[Dataset items]
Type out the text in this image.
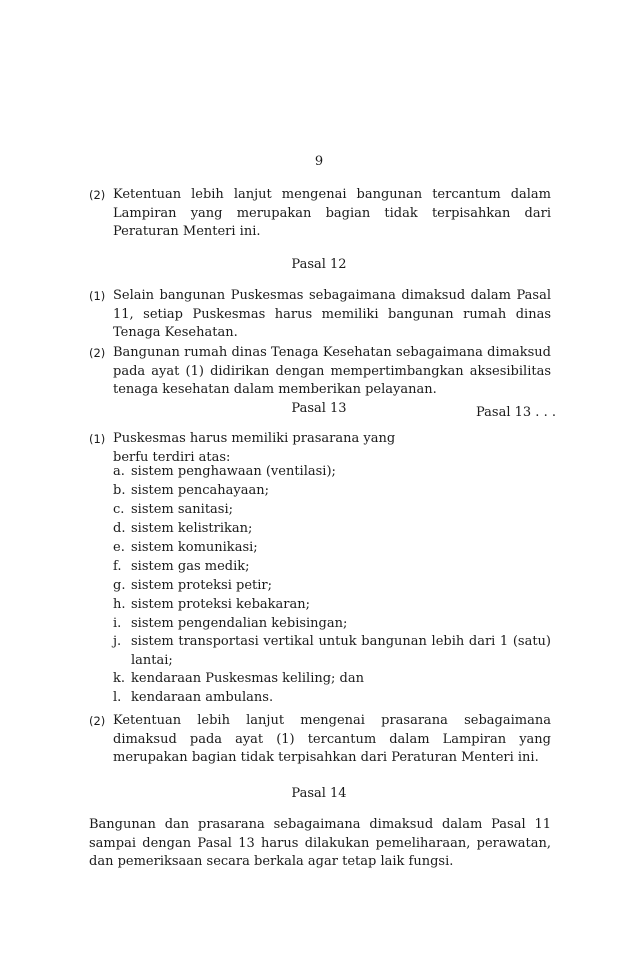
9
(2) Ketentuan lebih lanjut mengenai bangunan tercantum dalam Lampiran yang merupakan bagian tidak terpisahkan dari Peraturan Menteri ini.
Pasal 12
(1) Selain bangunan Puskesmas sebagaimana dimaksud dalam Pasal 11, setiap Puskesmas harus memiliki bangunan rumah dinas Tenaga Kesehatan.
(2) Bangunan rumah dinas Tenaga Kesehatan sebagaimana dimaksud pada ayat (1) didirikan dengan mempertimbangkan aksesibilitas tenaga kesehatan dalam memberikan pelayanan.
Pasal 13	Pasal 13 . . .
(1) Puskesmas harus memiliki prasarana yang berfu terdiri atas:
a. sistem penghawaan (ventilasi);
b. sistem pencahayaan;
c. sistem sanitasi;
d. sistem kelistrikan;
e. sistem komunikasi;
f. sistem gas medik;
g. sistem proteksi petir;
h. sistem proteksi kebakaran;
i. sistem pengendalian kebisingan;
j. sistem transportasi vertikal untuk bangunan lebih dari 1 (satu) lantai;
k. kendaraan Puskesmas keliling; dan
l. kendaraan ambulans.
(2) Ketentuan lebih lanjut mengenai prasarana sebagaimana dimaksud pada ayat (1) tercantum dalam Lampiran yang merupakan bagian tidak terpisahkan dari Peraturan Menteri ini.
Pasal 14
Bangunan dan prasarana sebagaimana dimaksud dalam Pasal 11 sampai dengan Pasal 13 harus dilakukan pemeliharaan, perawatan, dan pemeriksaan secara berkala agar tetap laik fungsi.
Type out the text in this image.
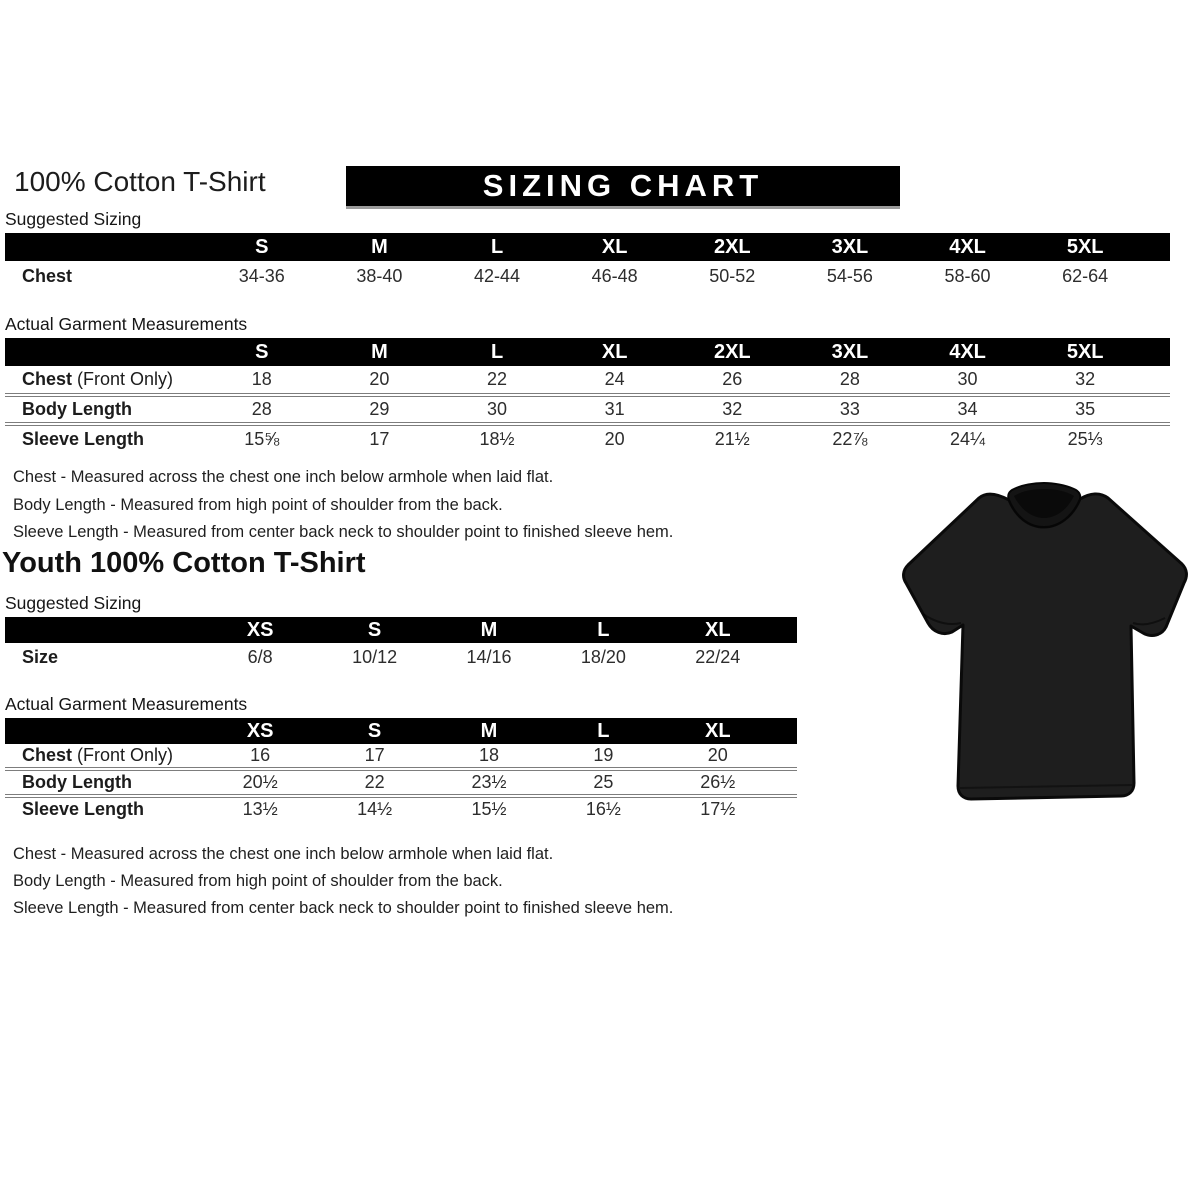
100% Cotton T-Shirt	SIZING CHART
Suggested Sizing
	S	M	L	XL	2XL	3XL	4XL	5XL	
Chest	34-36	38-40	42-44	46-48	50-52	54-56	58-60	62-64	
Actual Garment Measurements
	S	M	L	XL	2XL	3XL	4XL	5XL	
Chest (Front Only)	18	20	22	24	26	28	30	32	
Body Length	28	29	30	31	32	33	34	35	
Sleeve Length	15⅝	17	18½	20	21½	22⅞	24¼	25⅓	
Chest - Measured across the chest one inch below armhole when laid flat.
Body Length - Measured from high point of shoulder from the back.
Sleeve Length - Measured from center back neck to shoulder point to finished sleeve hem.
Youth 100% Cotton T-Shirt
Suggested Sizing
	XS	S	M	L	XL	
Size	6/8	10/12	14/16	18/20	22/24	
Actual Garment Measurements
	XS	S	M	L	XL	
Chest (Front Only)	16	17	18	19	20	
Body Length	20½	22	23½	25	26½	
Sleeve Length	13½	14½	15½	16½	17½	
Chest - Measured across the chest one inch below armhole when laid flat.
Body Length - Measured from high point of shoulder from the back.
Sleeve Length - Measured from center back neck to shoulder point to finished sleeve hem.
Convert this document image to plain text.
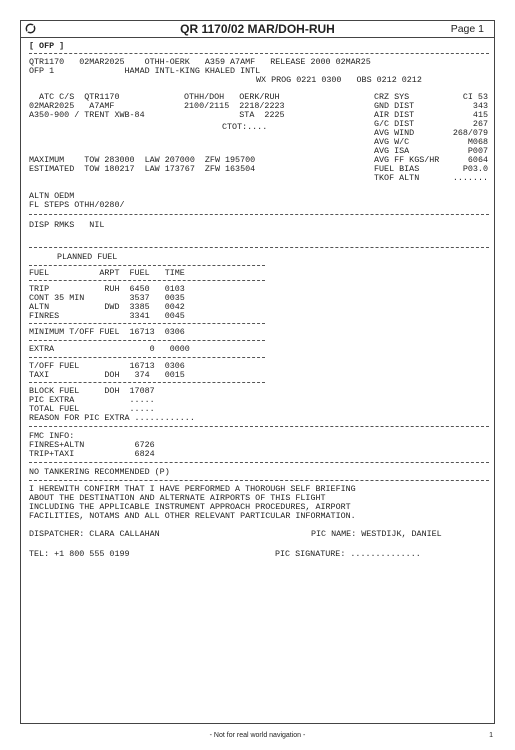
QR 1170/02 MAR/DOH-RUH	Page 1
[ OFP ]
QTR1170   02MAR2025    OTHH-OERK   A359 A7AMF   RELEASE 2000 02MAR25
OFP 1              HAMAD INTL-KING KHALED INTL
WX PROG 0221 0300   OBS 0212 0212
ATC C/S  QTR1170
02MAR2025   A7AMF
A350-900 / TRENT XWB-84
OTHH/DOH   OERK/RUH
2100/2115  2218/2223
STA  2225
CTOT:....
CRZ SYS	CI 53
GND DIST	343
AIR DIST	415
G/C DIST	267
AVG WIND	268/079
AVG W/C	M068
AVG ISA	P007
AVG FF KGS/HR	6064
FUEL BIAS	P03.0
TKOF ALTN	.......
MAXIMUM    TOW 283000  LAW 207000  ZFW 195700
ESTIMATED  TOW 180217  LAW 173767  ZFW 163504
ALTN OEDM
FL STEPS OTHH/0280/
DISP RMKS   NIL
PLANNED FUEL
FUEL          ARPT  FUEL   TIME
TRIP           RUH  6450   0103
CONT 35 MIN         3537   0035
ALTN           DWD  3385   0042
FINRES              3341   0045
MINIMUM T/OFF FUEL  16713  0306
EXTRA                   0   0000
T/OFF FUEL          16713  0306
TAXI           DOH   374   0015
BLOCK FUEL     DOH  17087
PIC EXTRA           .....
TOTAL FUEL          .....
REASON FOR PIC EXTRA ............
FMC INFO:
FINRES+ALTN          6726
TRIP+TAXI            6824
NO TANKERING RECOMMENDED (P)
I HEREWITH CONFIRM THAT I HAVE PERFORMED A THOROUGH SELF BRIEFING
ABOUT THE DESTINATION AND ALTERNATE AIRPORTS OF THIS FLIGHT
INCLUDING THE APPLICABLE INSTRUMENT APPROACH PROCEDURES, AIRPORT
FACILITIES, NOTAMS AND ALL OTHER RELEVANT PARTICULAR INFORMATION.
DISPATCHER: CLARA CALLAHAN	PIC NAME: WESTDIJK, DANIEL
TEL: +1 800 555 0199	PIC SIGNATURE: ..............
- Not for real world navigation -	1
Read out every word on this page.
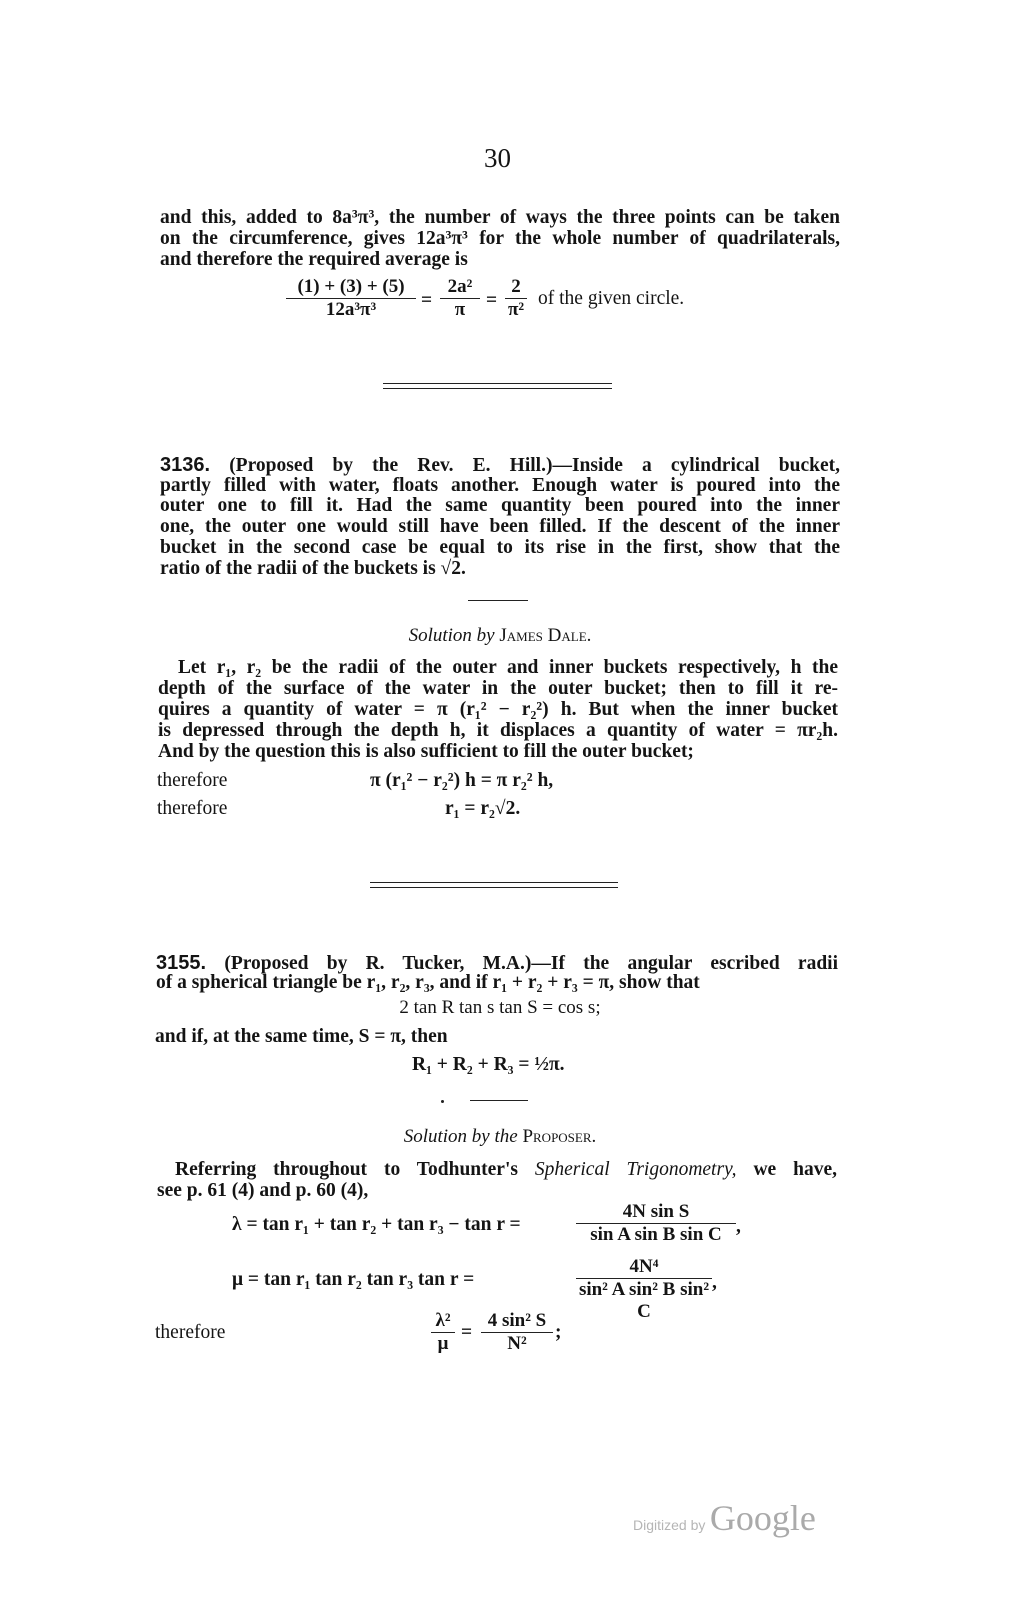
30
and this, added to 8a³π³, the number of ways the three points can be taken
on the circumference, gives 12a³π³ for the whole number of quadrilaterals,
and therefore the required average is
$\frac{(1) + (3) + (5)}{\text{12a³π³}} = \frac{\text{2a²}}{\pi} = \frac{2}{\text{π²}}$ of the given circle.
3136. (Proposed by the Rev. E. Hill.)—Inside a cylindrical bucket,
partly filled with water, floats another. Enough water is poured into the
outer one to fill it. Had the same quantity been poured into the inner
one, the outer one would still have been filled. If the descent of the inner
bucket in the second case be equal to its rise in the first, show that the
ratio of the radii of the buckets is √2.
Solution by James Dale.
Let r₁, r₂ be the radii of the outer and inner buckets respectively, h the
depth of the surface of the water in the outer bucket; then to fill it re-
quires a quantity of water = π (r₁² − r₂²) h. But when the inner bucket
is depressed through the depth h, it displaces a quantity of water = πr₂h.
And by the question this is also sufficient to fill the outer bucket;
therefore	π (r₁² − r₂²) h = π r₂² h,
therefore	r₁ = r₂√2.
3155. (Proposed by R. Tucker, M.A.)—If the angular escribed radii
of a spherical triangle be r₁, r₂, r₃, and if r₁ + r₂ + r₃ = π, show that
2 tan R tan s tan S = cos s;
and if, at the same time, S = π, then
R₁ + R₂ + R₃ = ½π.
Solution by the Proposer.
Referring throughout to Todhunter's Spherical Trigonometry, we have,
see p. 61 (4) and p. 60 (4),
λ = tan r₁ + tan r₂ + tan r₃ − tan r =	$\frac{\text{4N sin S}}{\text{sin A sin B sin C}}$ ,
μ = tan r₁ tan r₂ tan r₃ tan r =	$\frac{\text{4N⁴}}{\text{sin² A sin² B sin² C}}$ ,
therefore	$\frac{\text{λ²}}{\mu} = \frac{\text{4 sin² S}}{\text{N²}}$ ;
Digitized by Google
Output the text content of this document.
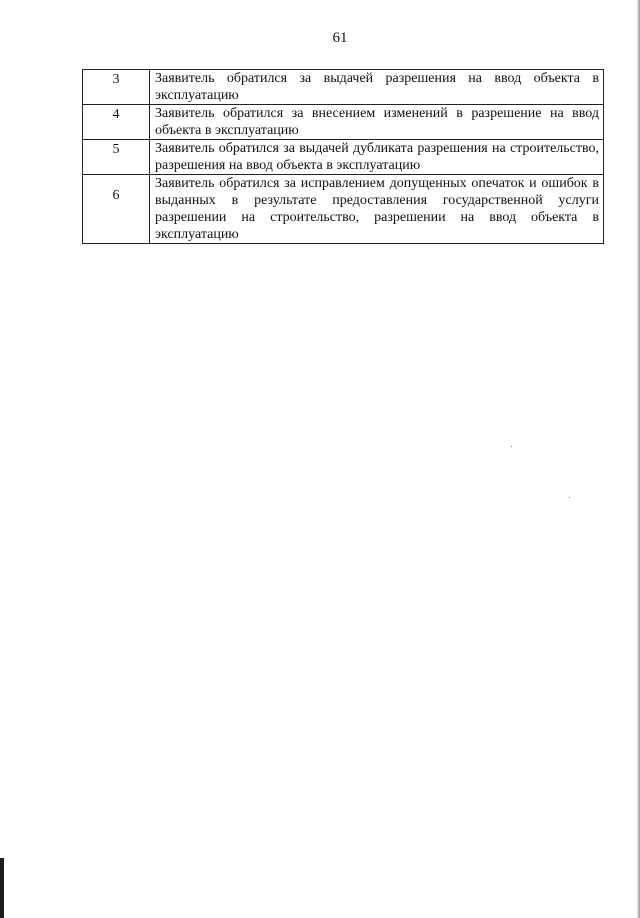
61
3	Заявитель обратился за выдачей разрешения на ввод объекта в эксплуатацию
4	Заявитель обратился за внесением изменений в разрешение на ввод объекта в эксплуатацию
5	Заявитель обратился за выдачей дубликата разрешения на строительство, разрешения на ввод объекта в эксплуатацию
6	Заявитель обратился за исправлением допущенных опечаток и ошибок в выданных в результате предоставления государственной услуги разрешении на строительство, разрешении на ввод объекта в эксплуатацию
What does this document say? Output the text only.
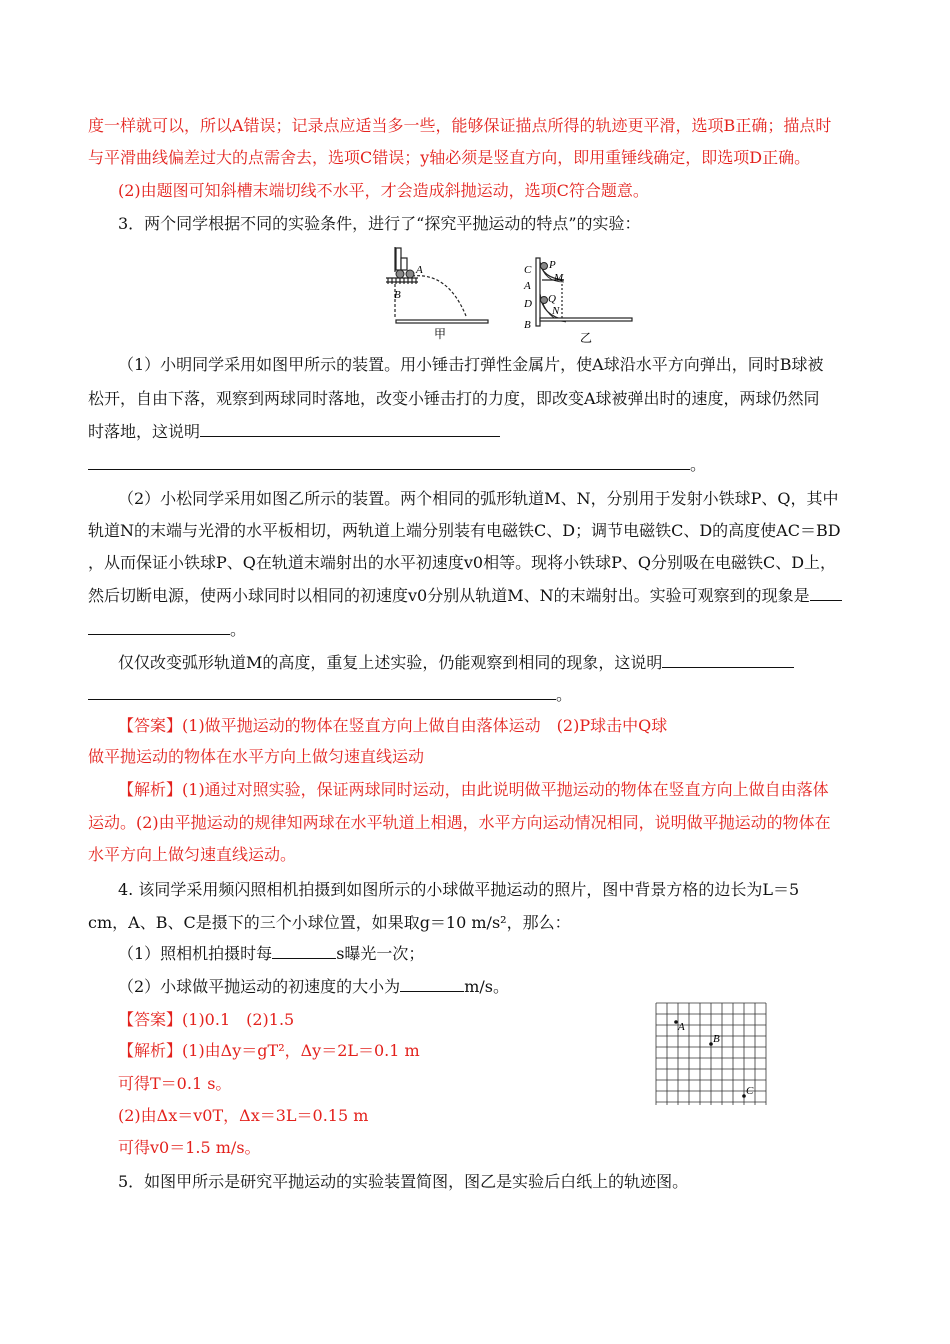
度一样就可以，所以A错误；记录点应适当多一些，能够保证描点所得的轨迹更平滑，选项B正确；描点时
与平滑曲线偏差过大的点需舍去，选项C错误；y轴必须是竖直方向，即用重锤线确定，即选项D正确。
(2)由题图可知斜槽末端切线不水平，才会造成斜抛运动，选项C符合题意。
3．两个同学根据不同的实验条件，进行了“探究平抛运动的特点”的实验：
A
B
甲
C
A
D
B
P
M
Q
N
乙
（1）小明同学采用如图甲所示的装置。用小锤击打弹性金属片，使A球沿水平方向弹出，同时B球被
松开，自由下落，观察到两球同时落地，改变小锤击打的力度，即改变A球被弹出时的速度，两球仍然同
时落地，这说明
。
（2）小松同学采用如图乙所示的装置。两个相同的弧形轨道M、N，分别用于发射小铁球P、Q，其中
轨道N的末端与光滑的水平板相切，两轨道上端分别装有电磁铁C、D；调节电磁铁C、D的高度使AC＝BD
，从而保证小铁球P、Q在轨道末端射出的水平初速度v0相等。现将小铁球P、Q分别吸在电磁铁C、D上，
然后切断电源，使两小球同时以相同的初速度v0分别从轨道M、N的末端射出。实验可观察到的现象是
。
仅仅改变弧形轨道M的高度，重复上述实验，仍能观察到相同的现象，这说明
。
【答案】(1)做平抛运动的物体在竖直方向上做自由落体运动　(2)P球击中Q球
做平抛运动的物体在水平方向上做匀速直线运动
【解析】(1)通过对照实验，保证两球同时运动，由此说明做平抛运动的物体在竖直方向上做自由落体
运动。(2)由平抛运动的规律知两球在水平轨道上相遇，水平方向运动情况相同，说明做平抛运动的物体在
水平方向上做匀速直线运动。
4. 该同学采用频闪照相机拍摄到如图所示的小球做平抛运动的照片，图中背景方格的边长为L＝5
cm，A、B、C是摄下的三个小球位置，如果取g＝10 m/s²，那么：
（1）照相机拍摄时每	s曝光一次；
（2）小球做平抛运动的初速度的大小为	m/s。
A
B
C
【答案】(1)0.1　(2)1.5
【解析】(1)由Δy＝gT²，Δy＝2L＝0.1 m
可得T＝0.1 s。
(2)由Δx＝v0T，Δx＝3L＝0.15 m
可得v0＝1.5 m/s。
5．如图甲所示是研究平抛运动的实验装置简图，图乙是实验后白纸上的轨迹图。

Exercise objective: Look above for the line containing "Output the text content of this document."; output that line and all lines after it through the last one exactly, without the pictures.

Completed task:
Output the text content of this document.
61
3	Заявитель обратился за выдачей разрешения на ввод объекта в эксплуатацию
4	Заявитель обратился за внесением изменений в разрешение на ввод объекта в эксплуатацию
5	Заявитель обратился за выдачей дубликата разрешения на строительство, разрешения на ввод объекта в эксплуатацию
6	Заявитель обратился за исправлением допущенных опечаток и ошибок в выданных в результате предоставления государственной услуги разрешении на строительство, разрешении на ввод объекта в эксплуатацию
What does this document say? Output the text only.
度一样就可以，所以A错误；记录点应适当多一些，能够保证描点所得的轨迹更平滑，选项B正确；描点时
与平滑曲线偏差过大的点需舍去，选项C错误；y轴必须是竖直方向，即用重锤线确定，即选项D正确。
(2)由题图可知斜槽末端切线不水平，才会造成斜抛运动，选项C符合题意。
3．两个同学根据不同的实验条件，进行了“探究平抛运动的特点”的实验：
A
B
甲
C
A
D
B
P
M
Q
N
乙
（1）小明同学采用如图甲所示的装置。用小锤击打弹性金属片，使A球沿水平方向弹出，同时B球被
松开，自由下落，观察到两球同时落地，改变小锤击打的力度，即改变A球被弹出时的速度，两球仍然同
时落地，这说明
。
（2）小松同学采用如图乙所示的装置。两个相同的弧形轨道M、N，分别用于发射小铁球P、Q，其中
轨道N的末端与光滑的水平板相切，两轨道上端分别装有电磁铁C、D；调节电磁铁C、D的高度使AC＝BD
，从而保证小铁球P、Q在轨道末端射出的水平初速度v0相等。现将小铁球P、Q分别吸在电磁铁C、D上，
然后切断电源，使两小球同时以相同的初速度v0分别从轨道M、N的末端射出。实验可观察到的现象是
。
仅仅改变弧形轨道M的高度，重复上述实验，仍能观察到相同的现象，这说明
。
【答案】(1)做平抛运动的物体在竖直方向上做自由落体运动　(2)P球击中Q球
做平抛运动的物体在水平方向上做匀速直线运动
【解析】(1)通过对照实验，保证两球同时运动，由此说明做平抛运动的物体在竖直方向上做自由落体
运动。(2)由平抛运动的规律知两球在水平轨道上相遇，水平方向运动情况相同，说明做平抛运动的物体在
水平方向上做匀速直线运动。
4. 该同学采用频闪照相机拍摄到如图所示的小球做平抛运动的照片，图中背景方格的边长为L＝5
cm，A、B、C是摄下的三个小球位置，如果取g＝10 m/s²，那么：
（1）照相机拍摄时每	s曝光一次；
（2）小球做平抛运动的初速度的大小为	m/s。
A
B
C
【答案】(1)0.1　(2)1.5
【解析】(1)由Δy＝gT²，Δy＝2L＝0.1 m
可得T＝0.1 s。
(2)由Δx＝v0T，Δx＝3L＝0.15 m
可得v0＝1.5 m/s。
5．如图甲所示是研究平抛运动的实验装置简图，图乙是实验后白纸上的轨迹图。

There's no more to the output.